> [Excerpt]:
- - -

Implications of data mining and algorithms

The rapid ascent of data mining technology and company’s realization of power of garnering data has left us many questions and doubts. As more social and commercial activities take place online, more opportunities corporations are gaining and exploiting available personal data. Our mere data fragment, without our realization, becomes helpful and useful piece which then is cooked into a big delicious plate of information by them, in a way that suits to their tastes, not ours.

First page of CBS news with an advertisement of ‘Google Adwords’ after I searched and visited ‘Google Adwords Site’
First page of youtube that shows my video history and recommendation that never attract my attention and interest

The data mining process is so smooth that we could not recognize at all, which seem to be well-structured not disturbing our internet exploring, but it means they do not allow us to simply look at it. Looking backward, I could not tell the exact time when I started to realize the fact that every clicks I have done had been collected, recorded, and analyzed by someone I’ve never knew before, and I’ll never know in my entire life. I remember that I was frightened when noticed an advertisement of a clothing brand in google webpage that I visited just few minutes ago. And the advertisement started to pop up every page I go since that day I visited. A very similar process has been happening in Youtube as well. It tracks my online movements and stores data about videos I’ve watched. Afterwards, when I enter the first youtube page, it shows lists of videos that I’ve clicked even once, or videos that I might want to watch without asking me.

At first, I regarded its purpose to be a sort of user centered system that shows exact products and services that I am interested in. Then I started to have serious reservations about their purposes. What are they doing and what have they done with this customized advertisement and contents? I have no recollection of allowing them to track my movements or to show me my internet history straightforwardly. In “Weapons of Math Destruction”, Cathy O’Neil mentioned,

Like gods, these mathematical models were opaque, their workings invisible to all but the highest priests in their domain: mathematicians and computer scientist.

- - -

> [Records shown]:
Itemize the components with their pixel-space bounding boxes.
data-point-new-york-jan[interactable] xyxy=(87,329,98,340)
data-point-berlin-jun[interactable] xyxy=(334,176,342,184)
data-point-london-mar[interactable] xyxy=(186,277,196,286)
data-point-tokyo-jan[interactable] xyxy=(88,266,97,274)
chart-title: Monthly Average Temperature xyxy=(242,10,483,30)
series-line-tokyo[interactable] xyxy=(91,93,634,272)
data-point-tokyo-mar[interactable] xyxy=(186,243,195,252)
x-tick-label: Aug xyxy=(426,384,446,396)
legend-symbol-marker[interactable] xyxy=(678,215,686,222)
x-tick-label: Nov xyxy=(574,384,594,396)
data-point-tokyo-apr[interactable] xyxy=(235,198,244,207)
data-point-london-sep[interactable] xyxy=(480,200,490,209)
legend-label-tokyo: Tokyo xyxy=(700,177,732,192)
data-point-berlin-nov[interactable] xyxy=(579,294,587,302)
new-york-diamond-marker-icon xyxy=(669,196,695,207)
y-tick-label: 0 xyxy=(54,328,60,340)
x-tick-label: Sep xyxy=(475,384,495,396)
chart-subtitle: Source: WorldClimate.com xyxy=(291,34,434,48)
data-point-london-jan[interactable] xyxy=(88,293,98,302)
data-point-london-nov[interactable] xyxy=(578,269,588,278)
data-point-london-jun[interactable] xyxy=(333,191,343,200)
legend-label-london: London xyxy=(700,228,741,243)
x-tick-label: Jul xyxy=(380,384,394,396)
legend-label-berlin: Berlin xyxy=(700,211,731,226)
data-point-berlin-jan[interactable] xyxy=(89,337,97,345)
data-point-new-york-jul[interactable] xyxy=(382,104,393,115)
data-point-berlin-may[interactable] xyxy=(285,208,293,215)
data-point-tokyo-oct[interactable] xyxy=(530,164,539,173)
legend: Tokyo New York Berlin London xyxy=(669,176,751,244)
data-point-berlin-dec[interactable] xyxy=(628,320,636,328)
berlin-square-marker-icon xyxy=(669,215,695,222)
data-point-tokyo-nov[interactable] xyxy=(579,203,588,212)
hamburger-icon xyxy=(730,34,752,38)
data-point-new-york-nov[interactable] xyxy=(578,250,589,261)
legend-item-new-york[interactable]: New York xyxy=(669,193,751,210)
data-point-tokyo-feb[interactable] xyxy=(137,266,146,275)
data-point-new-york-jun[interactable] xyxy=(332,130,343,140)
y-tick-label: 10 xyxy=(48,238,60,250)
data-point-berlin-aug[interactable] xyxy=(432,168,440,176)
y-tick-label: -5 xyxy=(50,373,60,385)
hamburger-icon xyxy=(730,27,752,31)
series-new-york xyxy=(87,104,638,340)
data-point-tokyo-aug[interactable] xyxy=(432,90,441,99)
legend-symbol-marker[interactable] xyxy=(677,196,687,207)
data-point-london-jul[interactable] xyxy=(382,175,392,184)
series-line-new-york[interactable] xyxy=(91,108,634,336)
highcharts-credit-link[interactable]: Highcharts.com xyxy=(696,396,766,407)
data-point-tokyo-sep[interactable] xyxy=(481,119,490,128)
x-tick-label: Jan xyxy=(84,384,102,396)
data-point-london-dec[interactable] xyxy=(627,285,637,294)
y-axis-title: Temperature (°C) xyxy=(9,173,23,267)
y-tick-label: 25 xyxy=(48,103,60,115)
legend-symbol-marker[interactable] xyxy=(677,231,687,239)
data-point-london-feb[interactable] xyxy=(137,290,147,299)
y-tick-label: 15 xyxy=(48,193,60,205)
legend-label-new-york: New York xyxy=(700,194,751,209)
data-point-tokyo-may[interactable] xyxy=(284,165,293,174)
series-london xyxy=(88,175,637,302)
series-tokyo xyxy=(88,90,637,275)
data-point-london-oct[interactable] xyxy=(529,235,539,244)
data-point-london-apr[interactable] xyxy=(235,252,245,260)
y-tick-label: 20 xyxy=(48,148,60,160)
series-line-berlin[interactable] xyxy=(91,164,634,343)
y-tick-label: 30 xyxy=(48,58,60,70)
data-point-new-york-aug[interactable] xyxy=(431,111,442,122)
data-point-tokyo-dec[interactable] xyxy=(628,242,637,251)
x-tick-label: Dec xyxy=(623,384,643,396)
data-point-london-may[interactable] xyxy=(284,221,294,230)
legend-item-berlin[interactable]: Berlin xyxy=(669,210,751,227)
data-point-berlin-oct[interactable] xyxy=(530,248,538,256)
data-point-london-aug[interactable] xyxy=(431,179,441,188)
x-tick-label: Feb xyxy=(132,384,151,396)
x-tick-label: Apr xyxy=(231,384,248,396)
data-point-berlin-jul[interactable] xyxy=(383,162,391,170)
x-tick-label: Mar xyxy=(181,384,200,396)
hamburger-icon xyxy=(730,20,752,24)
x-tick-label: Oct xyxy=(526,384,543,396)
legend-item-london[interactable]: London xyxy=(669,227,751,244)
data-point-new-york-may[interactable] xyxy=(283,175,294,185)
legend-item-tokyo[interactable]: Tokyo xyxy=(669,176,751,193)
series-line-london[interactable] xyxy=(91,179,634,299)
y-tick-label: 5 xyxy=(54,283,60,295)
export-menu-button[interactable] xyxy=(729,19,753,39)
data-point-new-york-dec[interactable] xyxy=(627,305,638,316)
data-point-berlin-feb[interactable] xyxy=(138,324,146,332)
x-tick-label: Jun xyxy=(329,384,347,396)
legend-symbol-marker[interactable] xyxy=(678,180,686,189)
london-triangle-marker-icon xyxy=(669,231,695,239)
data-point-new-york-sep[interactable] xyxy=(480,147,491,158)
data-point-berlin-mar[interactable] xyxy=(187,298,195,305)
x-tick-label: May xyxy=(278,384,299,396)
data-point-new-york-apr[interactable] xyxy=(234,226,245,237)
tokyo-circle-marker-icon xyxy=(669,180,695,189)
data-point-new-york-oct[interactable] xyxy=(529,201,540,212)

- - -

> [Set problem 1]:
Reproduce the post on data mining word for word, starting at the words "Implications of data" and ending after "tastes, not ours.".
> [Set problem 2]:
Check each statement against the post on data mining: (a) an advertisement for a clothing brand began appearing on every page the writer went to; (b) the writer remembers giving permission to be tracked online; (c) the quoted passage calls the mathematical models transparent to everyone. Answer yes or no to each and quote the words that settle it.
The entries aren't needed for this.

> [Reply 1]:
Implications of data mining and algorithms

The rapid ascent of data mining technology and company’s realization of power of garnering data has left us many questions and doubts. As more social and commercial activities take place online, more opportunities corporations are gaining and exploiting available personal data. Our mere data fragment, without our realization, becomes helpful and useful piece which then is cooked into a big delicious plate of information by them, in a way that suits to their tastes, not ours.

> [Reply 2]:
(a) Yes: "And the advertisement started to pop up every page I go since that day I visited."
(b) No: "I have no recollection of allowing them to track my movements or to show me my internet history straightforwardly."
(c) No: "these mathematical models were opaque, their workings invisible to all but the highest priests in their domain"